=== Information shown ===

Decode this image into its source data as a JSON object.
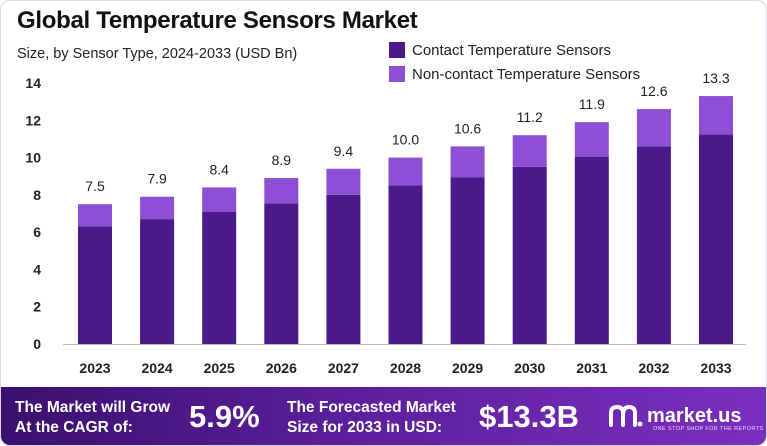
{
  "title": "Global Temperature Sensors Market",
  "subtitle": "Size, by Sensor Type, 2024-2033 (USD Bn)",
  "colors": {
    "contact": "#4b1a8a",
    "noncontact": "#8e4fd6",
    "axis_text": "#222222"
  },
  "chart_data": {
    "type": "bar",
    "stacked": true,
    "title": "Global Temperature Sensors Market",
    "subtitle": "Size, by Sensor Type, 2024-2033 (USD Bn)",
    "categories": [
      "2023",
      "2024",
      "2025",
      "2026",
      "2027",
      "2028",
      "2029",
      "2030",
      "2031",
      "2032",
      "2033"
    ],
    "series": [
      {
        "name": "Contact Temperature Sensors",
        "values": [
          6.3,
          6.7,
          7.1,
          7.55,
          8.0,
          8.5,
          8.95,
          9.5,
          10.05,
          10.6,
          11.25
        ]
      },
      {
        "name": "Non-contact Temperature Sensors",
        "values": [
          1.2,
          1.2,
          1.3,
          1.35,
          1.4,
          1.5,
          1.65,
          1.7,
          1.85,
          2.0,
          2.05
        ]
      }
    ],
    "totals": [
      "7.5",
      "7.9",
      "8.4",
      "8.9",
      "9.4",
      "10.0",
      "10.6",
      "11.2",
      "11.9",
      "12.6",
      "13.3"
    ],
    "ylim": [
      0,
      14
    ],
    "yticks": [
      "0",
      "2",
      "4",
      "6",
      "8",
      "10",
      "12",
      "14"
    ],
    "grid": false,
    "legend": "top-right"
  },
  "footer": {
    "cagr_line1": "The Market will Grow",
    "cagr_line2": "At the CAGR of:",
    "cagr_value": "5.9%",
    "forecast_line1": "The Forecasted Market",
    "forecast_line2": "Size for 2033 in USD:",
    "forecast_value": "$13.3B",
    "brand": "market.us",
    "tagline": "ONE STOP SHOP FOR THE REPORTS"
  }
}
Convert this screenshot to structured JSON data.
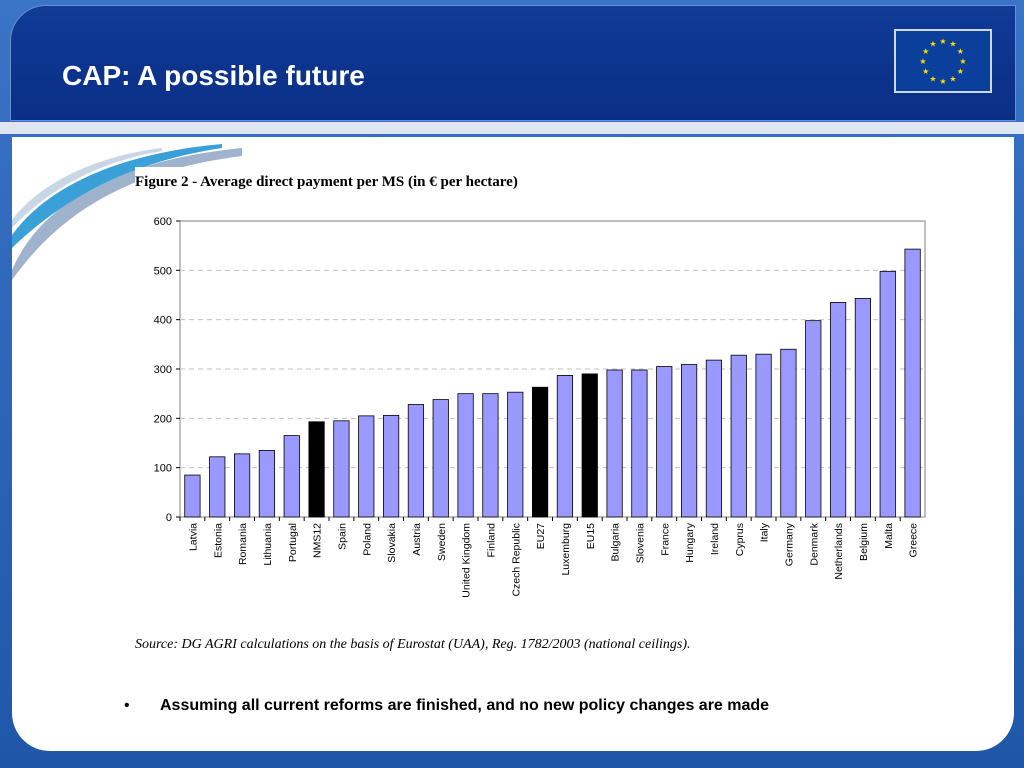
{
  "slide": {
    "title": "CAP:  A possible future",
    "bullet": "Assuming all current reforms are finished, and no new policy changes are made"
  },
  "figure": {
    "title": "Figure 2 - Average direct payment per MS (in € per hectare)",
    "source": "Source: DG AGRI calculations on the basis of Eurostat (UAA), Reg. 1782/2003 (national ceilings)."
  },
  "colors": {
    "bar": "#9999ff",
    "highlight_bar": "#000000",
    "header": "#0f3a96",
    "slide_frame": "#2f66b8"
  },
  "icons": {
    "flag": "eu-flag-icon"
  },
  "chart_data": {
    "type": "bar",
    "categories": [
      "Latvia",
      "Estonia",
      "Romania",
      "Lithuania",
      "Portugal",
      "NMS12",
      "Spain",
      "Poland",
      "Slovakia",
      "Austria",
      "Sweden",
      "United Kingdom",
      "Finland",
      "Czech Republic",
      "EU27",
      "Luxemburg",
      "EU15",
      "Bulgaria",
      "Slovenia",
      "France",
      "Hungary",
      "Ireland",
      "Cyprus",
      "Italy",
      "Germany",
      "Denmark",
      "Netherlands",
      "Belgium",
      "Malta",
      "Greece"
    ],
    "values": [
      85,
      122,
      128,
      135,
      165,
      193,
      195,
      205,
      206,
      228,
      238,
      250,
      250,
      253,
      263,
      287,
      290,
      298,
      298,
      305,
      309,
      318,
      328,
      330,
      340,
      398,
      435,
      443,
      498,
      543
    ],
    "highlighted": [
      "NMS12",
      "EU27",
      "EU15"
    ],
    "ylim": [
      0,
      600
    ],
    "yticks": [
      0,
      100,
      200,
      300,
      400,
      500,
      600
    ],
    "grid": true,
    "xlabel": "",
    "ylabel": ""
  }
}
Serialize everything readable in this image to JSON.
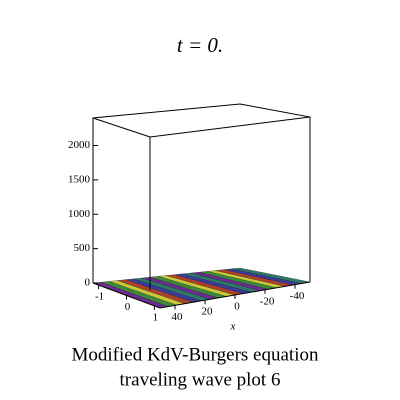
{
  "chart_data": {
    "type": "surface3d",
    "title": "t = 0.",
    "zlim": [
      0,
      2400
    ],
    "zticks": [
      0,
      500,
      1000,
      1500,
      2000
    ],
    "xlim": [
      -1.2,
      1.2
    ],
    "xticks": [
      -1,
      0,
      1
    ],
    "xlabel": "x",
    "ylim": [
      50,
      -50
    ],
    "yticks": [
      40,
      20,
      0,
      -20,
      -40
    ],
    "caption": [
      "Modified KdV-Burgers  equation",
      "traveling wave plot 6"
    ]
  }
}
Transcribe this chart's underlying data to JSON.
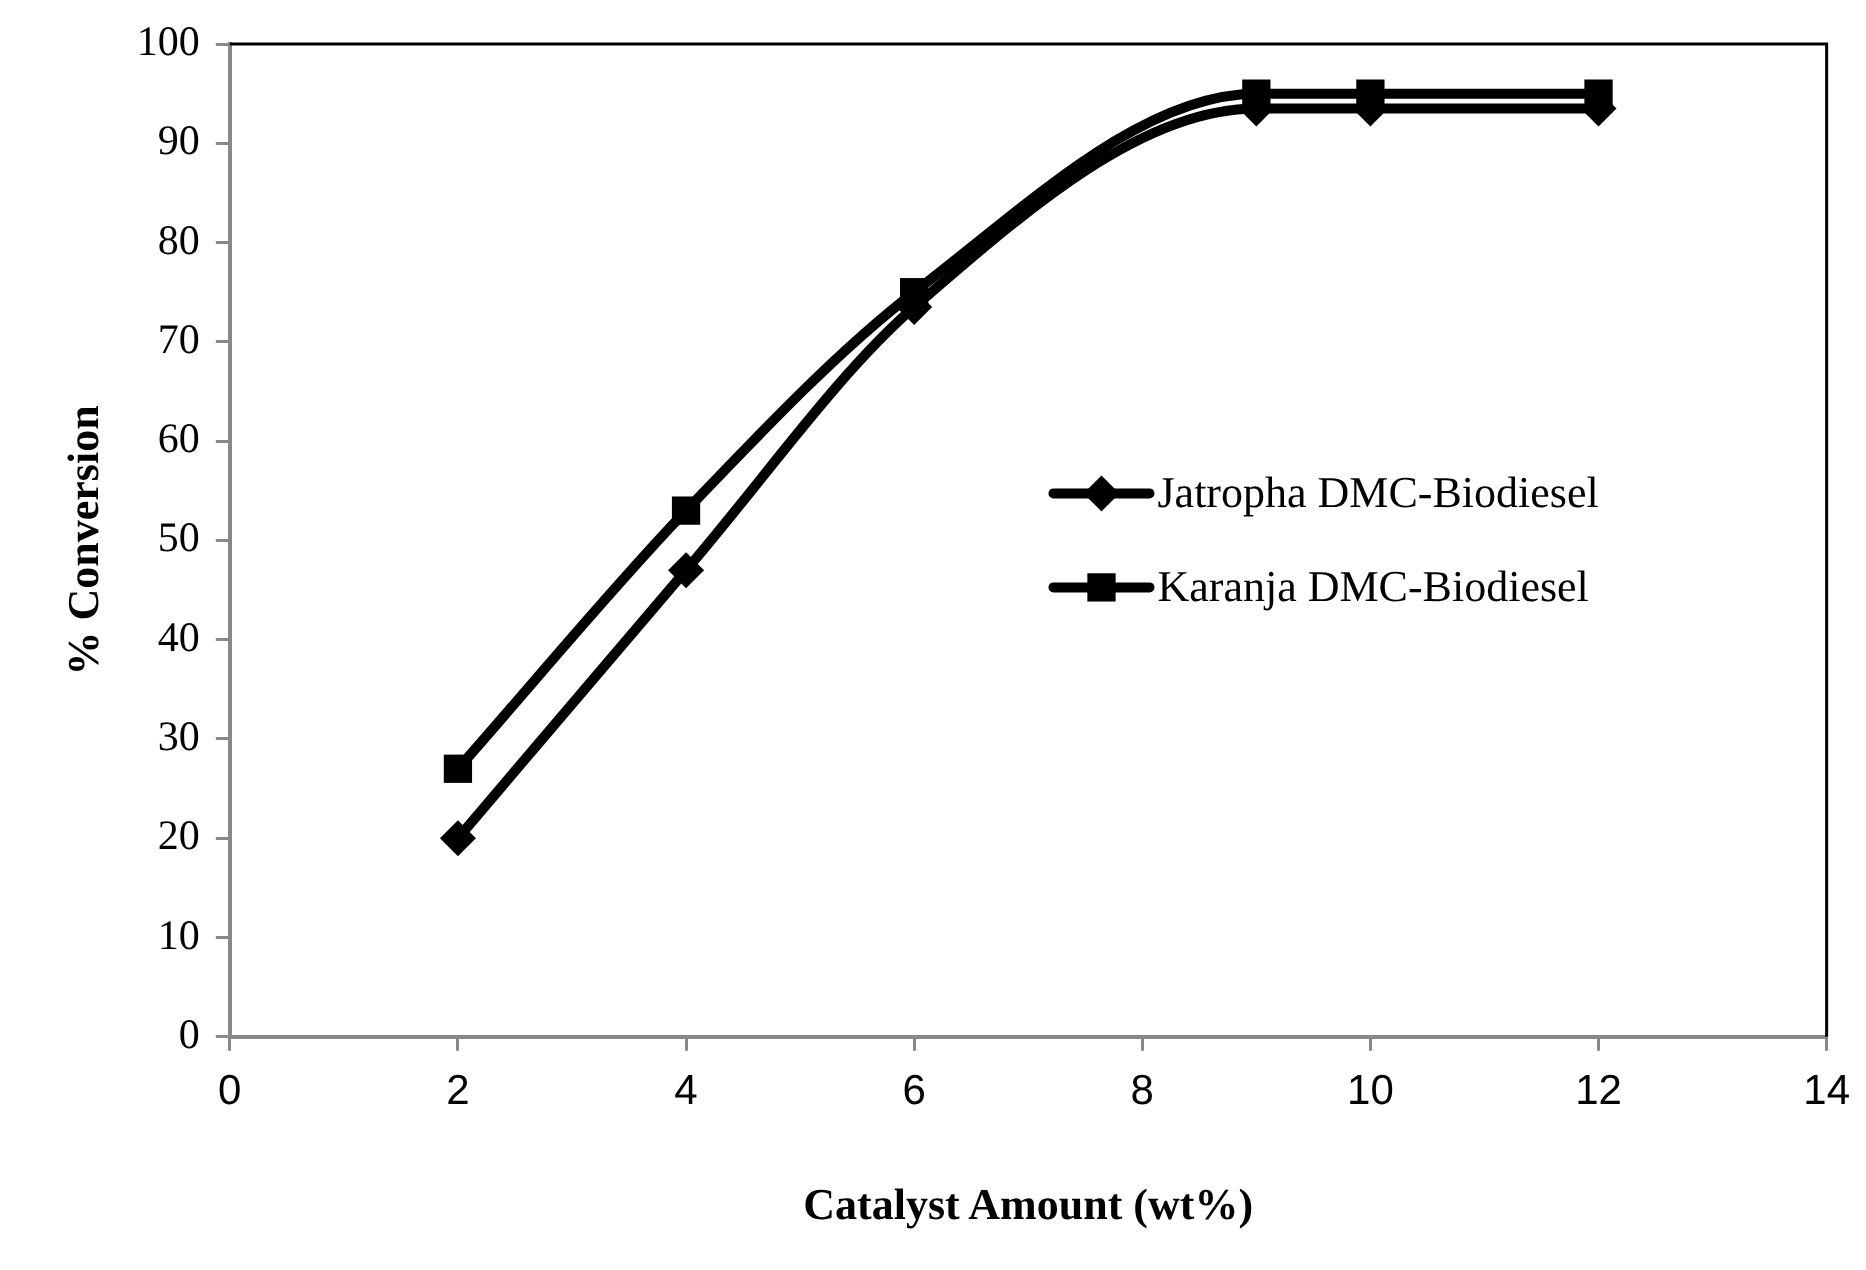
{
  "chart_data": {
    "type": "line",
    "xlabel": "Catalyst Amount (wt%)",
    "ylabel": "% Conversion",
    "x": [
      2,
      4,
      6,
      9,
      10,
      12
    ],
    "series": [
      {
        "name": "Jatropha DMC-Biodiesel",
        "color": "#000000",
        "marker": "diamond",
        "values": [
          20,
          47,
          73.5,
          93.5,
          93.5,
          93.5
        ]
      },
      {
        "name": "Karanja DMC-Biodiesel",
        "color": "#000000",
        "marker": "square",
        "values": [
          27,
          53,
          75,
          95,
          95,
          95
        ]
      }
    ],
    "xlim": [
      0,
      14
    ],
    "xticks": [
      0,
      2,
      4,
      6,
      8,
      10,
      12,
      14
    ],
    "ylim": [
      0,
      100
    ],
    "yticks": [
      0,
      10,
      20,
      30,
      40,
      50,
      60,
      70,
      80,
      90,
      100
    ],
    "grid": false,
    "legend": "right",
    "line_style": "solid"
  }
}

===
=== Information shown ===

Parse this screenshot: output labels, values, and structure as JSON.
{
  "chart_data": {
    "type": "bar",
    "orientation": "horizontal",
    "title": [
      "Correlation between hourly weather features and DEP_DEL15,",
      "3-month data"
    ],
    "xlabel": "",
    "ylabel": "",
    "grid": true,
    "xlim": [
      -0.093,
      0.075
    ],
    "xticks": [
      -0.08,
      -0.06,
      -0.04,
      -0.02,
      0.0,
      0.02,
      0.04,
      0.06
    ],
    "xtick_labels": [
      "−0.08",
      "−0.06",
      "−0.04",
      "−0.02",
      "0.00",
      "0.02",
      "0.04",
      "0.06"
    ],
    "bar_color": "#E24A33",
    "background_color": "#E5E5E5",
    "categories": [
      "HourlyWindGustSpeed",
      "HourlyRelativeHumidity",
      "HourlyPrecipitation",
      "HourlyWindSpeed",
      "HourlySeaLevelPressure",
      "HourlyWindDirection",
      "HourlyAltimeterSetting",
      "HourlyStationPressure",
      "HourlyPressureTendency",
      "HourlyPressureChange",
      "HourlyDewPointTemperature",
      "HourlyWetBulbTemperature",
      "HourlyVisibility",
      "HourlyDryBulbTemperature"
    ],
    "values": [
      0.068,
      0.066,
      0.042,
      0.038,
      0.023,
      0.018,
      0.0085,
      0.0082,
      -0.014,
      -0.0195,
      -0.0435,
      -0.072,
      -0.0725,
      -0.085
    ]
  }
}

===

*Short task*. Say how many lines of the data include the word "screenshot". Respond with the number alone.

*Solution below*. 2